PROBLEM DETAILS –
Transcribe the whole listing below without changing a word, but leave out every image.
--------------------------------------------------
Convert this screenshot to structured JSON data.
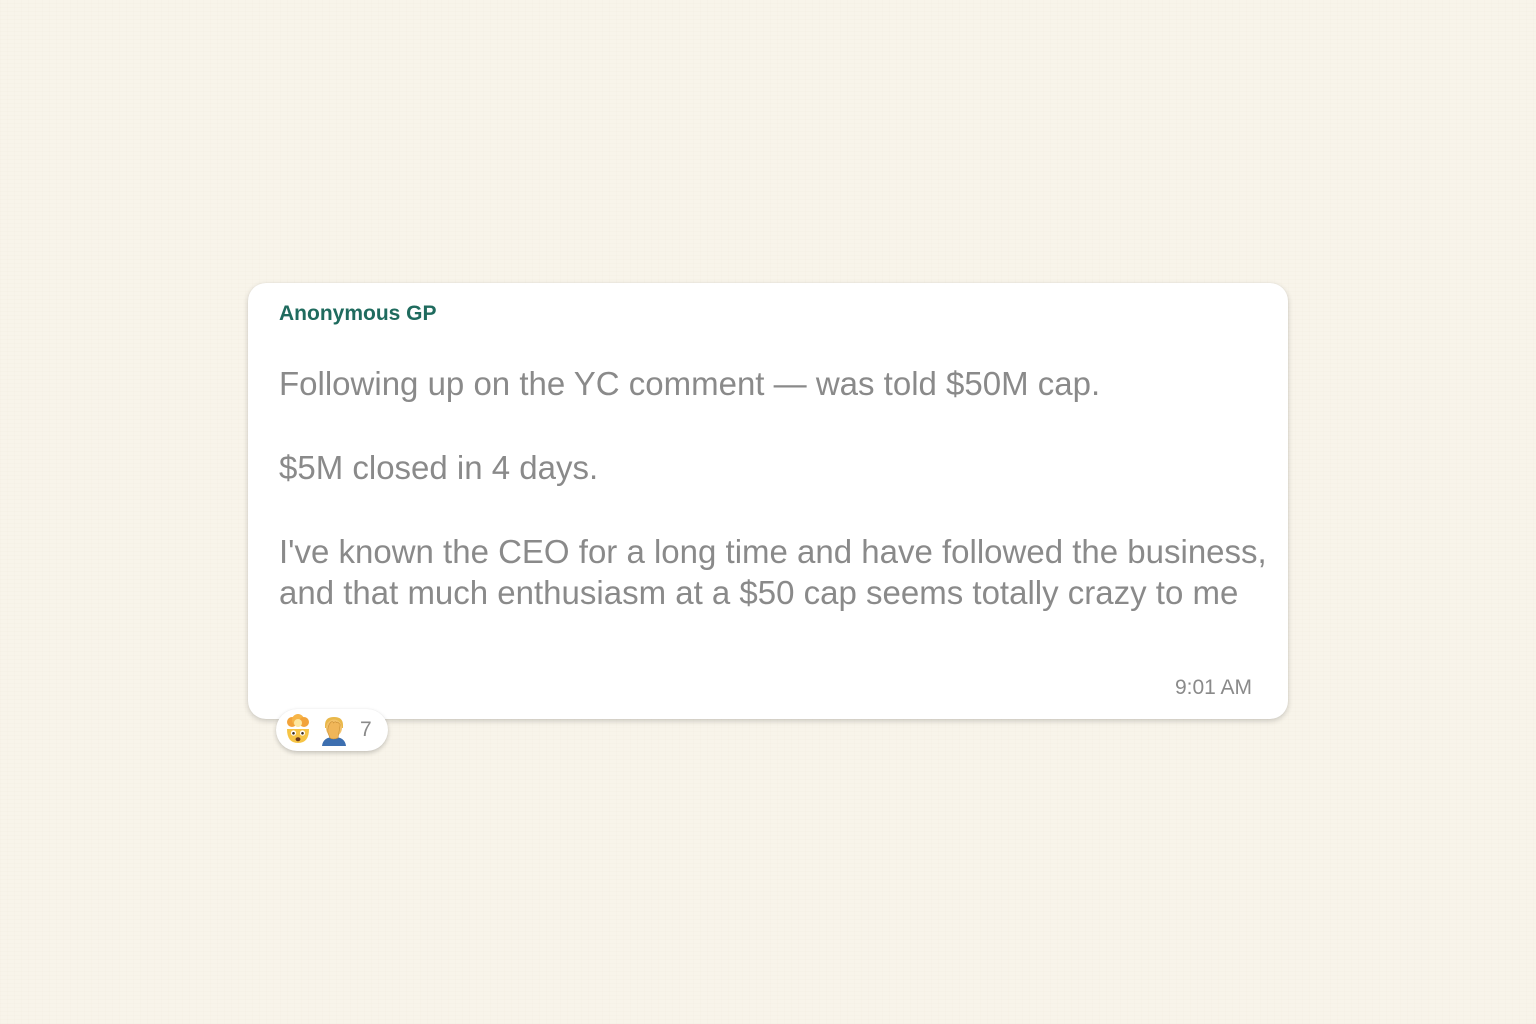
{
  "message": {
    "sender": "Anonymous GP",
    "paragraphs": [
      "Following up on the YC comment — was told $50M cap.",
      "$5M closed in 4 days.",
      "I've known the CEO for a long time and have followed the business, and that much enthusiasm at a $50 cap seems totally crazy to me"
    ],
    "timestamp": "9:01 AM"
  },
  "reactions": {
    "emojis": [
      "exploding-head-icon",
      "facepalm-icon"
    ],
    "count": "7"
  },
  "colors": {
    "sender": "#1f6b5e",
    "body_text": "#8a8a8a",
    "background": "#f8f4ea",
    "bubble": "#ffffff"
  }
}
--------------------------------------------------
SOLUTION FOR THIS EXERCISE –
Convert this screenshot to structured JSON data.
{
  "message": {
    "sender": "Anonymous GP",
    "paragraphs": [
      "Following up on the YC comment — was told $50M cap.",
      "$5M closed in 4 days.",
      "I've known the CEO for a long time and have followed the business, and that much enthusiasm at a $50 cap seems totally crazy to me"
    ],
    "timestamp": "9:01 AM"
  },
  "reactions": {
    "emojis": [
      "exploding-head-icon",
      "facepalm-icon"
    ],
    "count": "7"
  },
  "colors": {
    "sender": "#1f6b5e",
    "body_text": "#8a8a8a",
    "background": "#f8f4ea",
    "bubble": "#ffffff"
  }
}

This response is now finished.